Please copy out every line of the items below word for word, with no changes.
** Start **
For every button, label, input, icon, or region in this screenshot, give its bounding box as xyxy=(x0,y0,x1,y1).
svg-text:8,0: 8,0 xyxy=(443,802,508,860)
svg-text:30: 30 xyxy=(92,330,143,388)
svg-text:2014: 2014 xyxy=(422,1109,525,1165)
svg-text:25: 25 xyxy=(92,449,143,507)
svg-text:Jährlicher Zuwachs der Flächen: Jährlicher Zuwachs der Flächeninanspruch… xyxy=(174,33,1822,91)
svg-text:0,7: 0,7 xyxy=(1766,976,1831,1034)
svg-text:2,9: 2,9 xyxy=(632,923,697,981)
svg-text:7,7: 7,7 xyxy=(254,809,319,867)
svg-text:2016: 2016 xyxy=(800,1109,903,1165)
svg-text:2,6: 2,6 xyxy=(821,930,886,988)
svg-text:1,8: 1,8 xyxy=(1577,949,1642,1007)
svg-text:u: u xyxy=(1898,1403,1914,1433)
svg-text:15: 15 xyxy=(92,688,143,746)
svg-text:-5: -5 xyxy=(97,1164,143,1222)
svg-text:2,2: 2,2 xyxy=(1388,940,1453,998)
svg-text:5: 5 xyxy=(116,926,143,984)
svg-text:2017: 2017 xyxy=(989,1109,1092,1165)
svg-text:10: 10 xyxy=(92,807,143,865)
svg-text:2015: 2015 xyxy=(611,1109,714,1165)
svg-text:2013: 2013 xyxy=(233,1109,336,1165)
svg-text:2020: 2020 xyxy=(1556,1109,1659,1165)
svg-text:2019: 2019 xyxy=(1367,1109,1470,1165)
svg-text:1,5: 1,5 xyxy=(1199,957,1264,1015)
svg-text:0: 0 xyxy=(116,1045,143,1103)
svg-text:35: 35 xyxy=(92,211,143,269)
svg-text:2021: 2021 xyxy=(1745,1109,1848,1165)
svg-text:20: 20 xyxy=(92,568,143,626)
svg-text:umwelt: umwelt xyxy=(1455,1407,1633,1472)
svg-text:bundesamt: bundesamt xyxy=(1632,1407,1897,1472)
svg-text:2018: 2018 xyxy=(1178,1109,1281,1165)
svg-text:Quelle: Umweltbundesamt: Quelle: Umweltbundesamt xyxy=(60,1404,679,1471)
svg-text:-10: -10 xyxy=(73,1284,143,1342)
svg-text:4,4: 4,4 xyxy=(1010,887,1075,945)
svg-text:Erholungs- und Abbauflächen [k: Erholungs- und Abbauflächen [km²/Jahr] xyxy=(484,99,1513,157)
** End **
• SOLUTION TO THIS TASK:
For every button, label, input, icon, or region in this screenshot, give its bounding box as xyxy=(x0,y0,x1,y1).
svg-text:8,0: 8,0 xyxy=(443,802,508,860)
svg-text:30: 30 xyxy=(92,330,143,388)
svg-text:2014: 2014 xyxy=(422,1109,525,1165)
svg-text:25: 25 xyxy=(92,449,143,507)
svg-text:Jährlicher Zuwachs der Flächen: Jährlicher Zuwachs der Flächeninanspruch… xyxy=(174,33,1822,91)
svg-text:0,7: 0,7 xyxy=(1766,976,1831,1034)
svg-text:2,9: 2,9 xyxy=(632,923,697,981)
svg-text:7,7: 7,7 xyxy=(254,809,319,867)
svg-text:2016: 2016 xyxy=(800,1109,903,1165)
svg-text:2,6: 2,6 xyxy=(821,930,886,988)
svg-text:1,8: 1,8 xyxy=(1577,949,1642,1007)
svg-text:u: u xyxy=(1898,1403,1914,1433)
svg-text:15: 15 xyxy=(92,688,143,746)
svg-text:-5: -5 xyxy=(97,1164,143,1222)
svg-text:2,2: 2,2 xyxy=(1388,940,1453,998)
svg-text:5: 5 xyxy=(116,926,143,984)
svg-text:2017: 2017 xyxy=(989,1109,1092,1165)
svg-text:10: 10 xyxy=(92,807,143,865)
svg-text:2015: 2015 xyxy=(611,1109,714,1165)
svg-text:2013: 2013 xyxy=(233,1109,336,1165)
svg-text:2020: 2020 xyxy=(1556,1109,1659,1165)
svg-text:2019: 2019 xyxy=(1367,1109,1470,1165)
svg-text:1,5: 1,5 xyxy=(1199,957,1264,1015)
svg-text:0: 0 xyxy=(116,1045,143,1103)
svg-text:35: 35 xyxy=(92,211,143,269)
svg-text:2021: 2021 xyxy=(1745,1109,1848,1165)
svg-text:20: 20 xyxy=(92,568,143,626)
svg-text:umwelt: umwelt xyxy=(1455,1407,1633,1472)
svg-text:bundesamt: bundesamt xyxy=(1632,1407,1897,1472)
svg-text:2018: 2018 xyxy=(1178,1109,1281,1165)
svg-text:Quelle: Umweltbundesamt: Quelle: Umweltbundesamt xyxy=(60,1404,679,1471)
svg-text:-10: -10 xyxy=(73,1284,143,1342)
svg-text:4,4: 4,4 xyxy=(1010,887,1075,945)
svg-text:Erholungs- und Abbauflächen [k: Erholungs- und Abbauflächen [km²/Jahr] xyxy=(484,99,1513,157)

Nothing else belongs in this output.